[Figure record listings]
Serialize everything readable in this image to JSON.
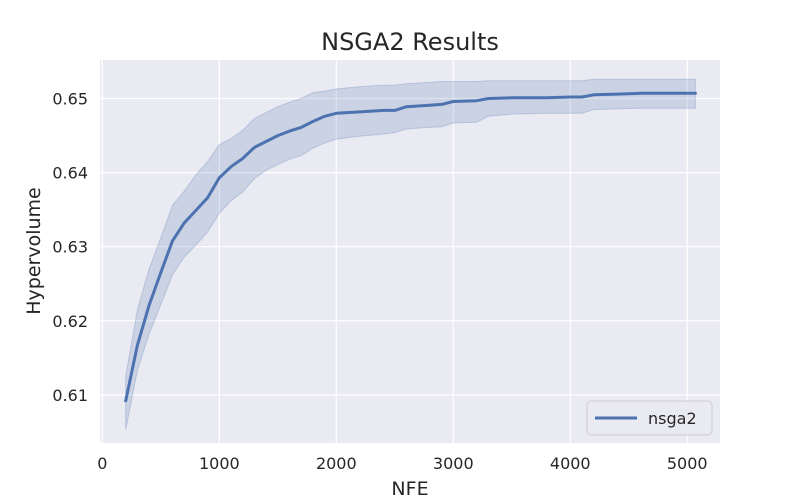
{
  "chart_data": {
    "type": "line",
    "title": "NSGA2 Results",
    "xlabel": "NFE",
    "ylabel": "Hypervolume",
    "xlim": [
      -20,
      5280
    ],
    "ylim": [
      0.6035,
      0.6552
    ],
    "x_ticks": [
      0,
      1000,
      2000,
      3000,
      4000,
      5000
    ],
    "y_ticks": [
      0.61,
      0.62,
      0.63,
      0.64,
      0.65
    ],
    "x_tick_labels": [
      "0",
      "1000",
      "2000",
      "3000",
      "4000",
      "5000"
    ],
    "y_tick_labels": [
      "0.61",
      "0.62",
      "0.63",
      "0.64",
      "0.65"
    ],
    "grid": true,
    "legend_position": "lower-right",
    "colors": {
      "line": "#4c72b0",
      "band": "#4c72b0",
      "plot_bg": "#eaeaf2",
      "grid": "#ffffff"
    },
    "series": [
      {
        "name": "nsga2",
        "x": [
          200,
          300,
          400,
          500,
          600,
          700,
          800,
          900,
          1000,
          1100,
          1200,
          1300,
          1400,
          1500,
          1600,
          1700,
          1800,
          1900,
          2000,
          2200,
          2400,
          2500,
          2600,
          2800,
          2900,
          3000,
          3200,
          3300,
          3500,
          3800,
          4000,
          4100,
          4200,
          4400,
          4600,
          4800,
          5000,
          5070
        ],
        "y": [
          0.6092,
          0.6167,
          0.6221,
          0.6265,
          0.6308,
          0.6332,
          0.6349,
          0.6366,
          0.6393,
          0.6408,
          0.6419,
          0.6434,
          0.6442,
          0.645,
          0.6456,
          0.6461,
          0.6469,
          0.6476,
          0.648,
          0.6482,
          0.6484,
          0.6484,
          0.6489,
          0.6491,
          0.6492,
          0.6496,
          0.6497,
          0.65,
          0.6501,
          0.6501,
          0.6502,
          0.6502,
          0.6505,
          0.6506,
          0.6507,
          0.6507,
          0.6507,
          0.6507
        ],
        "ci_upper": [
          0.6125,
          0.6215,
          0.627,
          0.6312,
          0.6356,
          0.6375,
          0.6397,
          0.6415,
          0.6438,
          0.6446,
          0.6457,
          0.6473,
          0.6481,
          0.6489,
          0.6495,
          0.65,
          0.6508,
          0.651,
          0.6513,
          0.6516,
          0.6518,
          0.6518,
          0.652,
          0.6522,
          0.6523,
          0.6523,
          0.6523,
          0.6524,
          0.6524,
          0.6524,
          0.6524,
          0.6524,
          0.6526,
          0.6526,
          0.6526,
          0.6526,
          0.6526,
          0.6526
        ],
        "ci_lower": [
          0.6053,
          0.6133,
          0.6182,
          0.6222,
          0.6262,
          0.6286,
          0.6302,
          0.632,
          0.6345,
          0.6362,
          0.6374,
          0.6392,
          0.6403,
          0.6411,
          0.6418,
          0.6423,
          0.6433,
          0.644,
          0.6445,
          0.6449,
          0.6452,
          0.6454,
          0.6459,
          0.6461,
          0.6462,
          0.6467,
          0.6468,
          0.6476,
          0.6479,
          0.648,
          0.648,
          0.648,
          0.6485,
          0.6486,
          0.6487,
          0.6487,
          0.6487,
          0.6487
        ]
      }
    ]
  }
}
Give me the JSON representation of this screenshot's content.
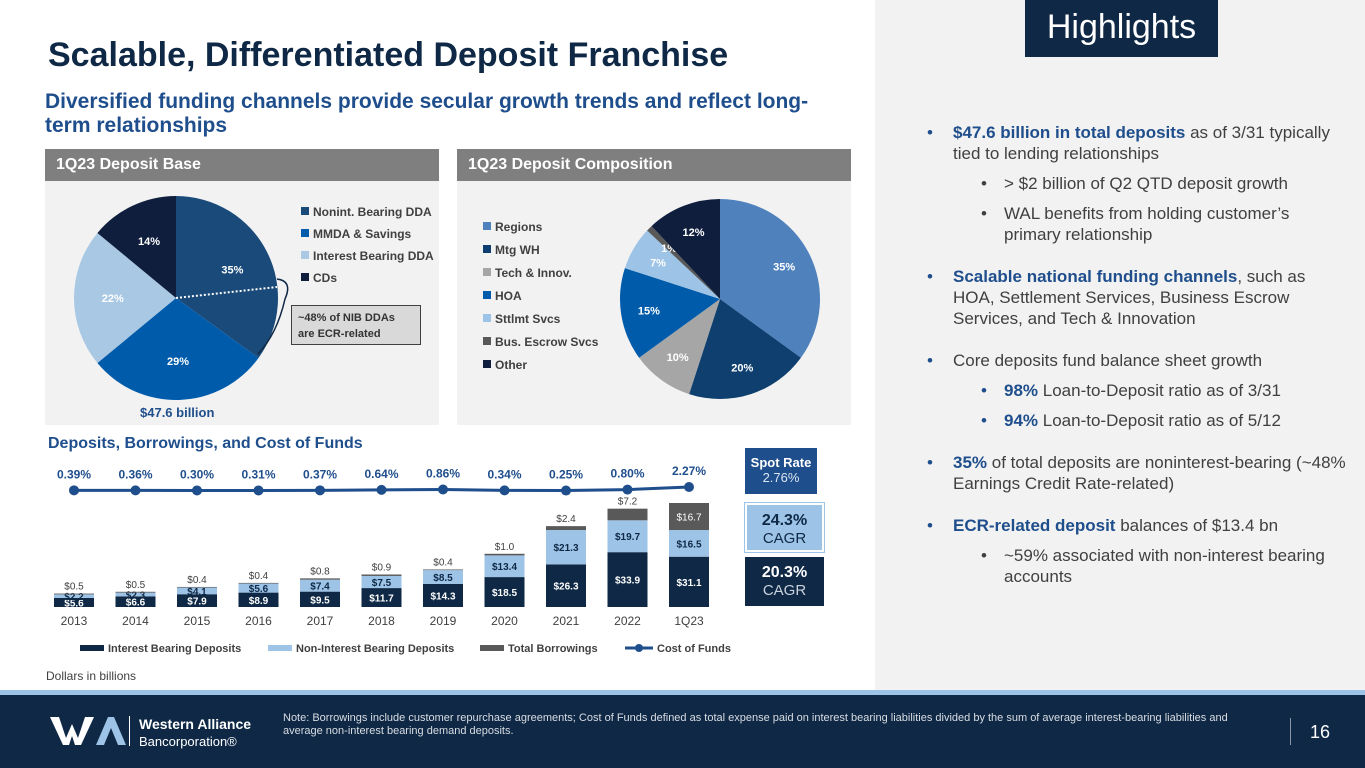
{
  "header": {
    "title": "Scalable, Differentiated Deposit Franchise",
    "subtitle": "Diversified funding channels provide secular growth trends and reflect long-term relationships",
    "highlights_label": "Highlights"
  },
  "colors": {
    "navy": "#0e2845",
    "blue": "#1f4e8c",
    "mid_blue": "#005bab",
    "light_blue": "#9dc3e6",
    "steel_blue": "#4f81bd",
    "gray": "#a6a6a6",
    "dark_gray": "#595959"
  },
  "chart_data": [
    {
      "type": "pie",
      "title": "1Q23 Deposit Base",
      "slices": [
        {
          "label": "Nonint. Bearing DDA",
          "value": 35,
          "display": "35%",
          "color": "#1a4a7a"
        },
        {
          "label": "MMDA & Savings",
          "value": 29,
          "display": "29%",
          "color": "#005bab"
        },
        {
          "label": "Interest Bearing DDA",
          "value": 22,
          "display": "22%",
          "color": "#a9c8e4"
        },
        {
          "label": "CDs",
          "value": 14,
          "display": "14%",
          "color": "#0e1e3c"
        }
      ],
      "callout": "~48% of NIB DDAs are ECR-related",
      "total_label": "$47.6 billion",
      "legend_position": "right"
    },
    {
      "type": "pie",
      "title": "1Q23 Deposit Composition",
      "slices": [
        {
          "label": "Regions",
          "value": 35,
          "display": "35%",
          "color": "#4f81bd"
        },
        {
          "label": "Mtg WH",
          "value": 20,
          "display": "20%",
          "color": "#0e3f6e"
        },
        {
          "label": "Tech & Innov.",
          "value": 10,
          "display": "10%",
          "color": "#a6a6a6"
        },
        {
          "label": "HOA",
          "value": 15,
          "display": "15%",
          "color": "#005bab"
        },
        {
          "label": "Sttlmt Svcs",
          "value": 7,
          "display": "7%",
          "color": "#9dc3e6"
        },
        {
          "label": "Bus. Escrow Svcs",
          "value": 1,
          "display": "1%",
          "color": "#595959"
        },
        {
          "label": "Other",
          "value": 12,
          "display": "12%",
          "color": "#0e1e3c"
        }
      ],
      "legend_position": "left"
    },
    {
      "type": "bar",
      "title": "Deposits, Borrowings, and Cost of Funds",
      "stacked": true,
      "categories": [
        "2013",
        "2014",
        "2015",
        "2016",
        "2017",
        "2018",
        "2019",
        "2020",
        "2021",
        "2022",
        "1Q23"
      ],
      "series": [
        {
          "name": "Interest Bearing Deposits",
          "color": "#0e2845",
          "values": [
            5.6,
            6.6,
            7.9,
            8.9,
            9.5,
            11.7,
            14.3,
            18.5,
            26.3,
            33.9,
            31.1
          ],
          "labels": [
            "$5.6",
            "$6.6",
            "$7.9",
            "$8.9",
            "$9.5",
            "$11.7",
            "$14.3",
            "$18.5",
            "$26.3",
            "$33.9",
            "$31.1"
          ]
        },
        {
          "name": "Non-Interest Bearing Deposits",
          "color": "#9dc3e6",
          "values": [
            2.2,
            2.3,
            4.1,
            5.6,
            7.4,
            7.5,
            8.5,
            13.4,
            21.3,
            19.7,
            16.5
          ],
          "labels": [
            "$2.2",
            "$2.3",
            "$4.1",
            "$5.6",
            "$7.4",
            "$7.5",
            "$8.5",
            "$13.4",
            "$21.3",
            "$19.7",
            "$16.5"
          ]
        },
        {
          "name": "Total Borrowings",
          "color": "#595959",
          "values": [
            0.5,
            0.5,
            0.4,
            0.4,
            0.8,
            0.9,
            0.4,
            1.0,
            2.4,
            7.2,
            16.7
          ],
          "labels": [
            "$0.5",
            "$0.5",
            "$0.4",
            "$0.4",
            "$0.8",
            "$0.9",
            "$0.4",
            "$1.0",
            "$2.4",
            "$7.2",
            "$16.7"
          ]
        }
      ],
      "line_series": {
        "name": "Cost of Funds",
        "color": "#1f4e8c",
        "values": [
          0.39,
          0.36,
          0.3,
          0.31,
          0.37,
          0.64,
          0.86,
          0.34,
          0.25,
          0.8,
          2.27
        ],
        "labels": [
          "0.39%",
          "0.36%",
          "0.30%",
          "0.31%",
          "0.37%",
          "0.64%",
          "0.86%",
          "0.34%",
          "0.25%",
          "0.80%",
          "2.27%"
        ]
      },
      "ylabel": "",
      "xlabel": "",
      "legend_position": "bottom",
      "grid": false
    }
  ],
  "side_boxes": {
    "spot_rate_title": "Spot Rate",
    "spot_rate_value": "2.76%",
    "cagr_top_value": "24.3%",
    "cagr_top_label": "CAGR",
    "cagr_bottom_value": "20.3%",
    "cagr_bottom_label": "CAGR"
  },
  "notes": {
    "dollars": "Dollars in billions"
  },
  "bullets": {
    "b1_strong": "$47.6 billion in total deposits",
    "b1_rest": " as of 3/31 typically tied to lending relationships",
    "b1_sub1": "> $2 billion of Q2 QTD deposit growth",
    "b1_sub2": "WAL benefits from holding customer’s primary relationship",
    "b2_strong": "Scalable national funding channels",
    "b2_rest": ", such as HOA, Settlement Services, Business Escrow Services, and Tech & Innovation",
    "b3": "Core deposits fund balance sheet growth",
    "b3_sub1_strong": "98%",
    "b3_sub1_rest": " Loan-to-Deposit ratio as of 3/31",
    "b3_sub2_strong": "94%",
    "b3_sub2_rest": " Loan-to-Deposit ratio as of 5/12",
    "b4_strong": "35%",
    "b4_rest": " of total deposits are noninterest-bearing (~48% Earnings Credit Rate-related)",
    "b5_strong": "ECR-related deposit",
    "b5_rest": " balances of $13.4 bn",
    "b5_sub1": "~59% associated with non-interest bearing accounts"
  },
  "footer": {
    "logo_line1": "Western Alliance",
    "logo_line2": "Bancorporation®",
    "note": "Note: Borrowings include customer repurchase agreements; Cost of Funds defined as total expense paid on interest bearing liabilities divided by the sum of average interest-bearing liabilities and average non-interest bearing demand deposits.",
    "page_number": "16"
  }
}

TASK GOAL ::
Search the material above for "JSON". Pull out each line where it shows up.

RESPONSE TO THIS TASK ::
Serialize everything readable in this image to JSON.
Give me the JSON representation of this screenshot's content.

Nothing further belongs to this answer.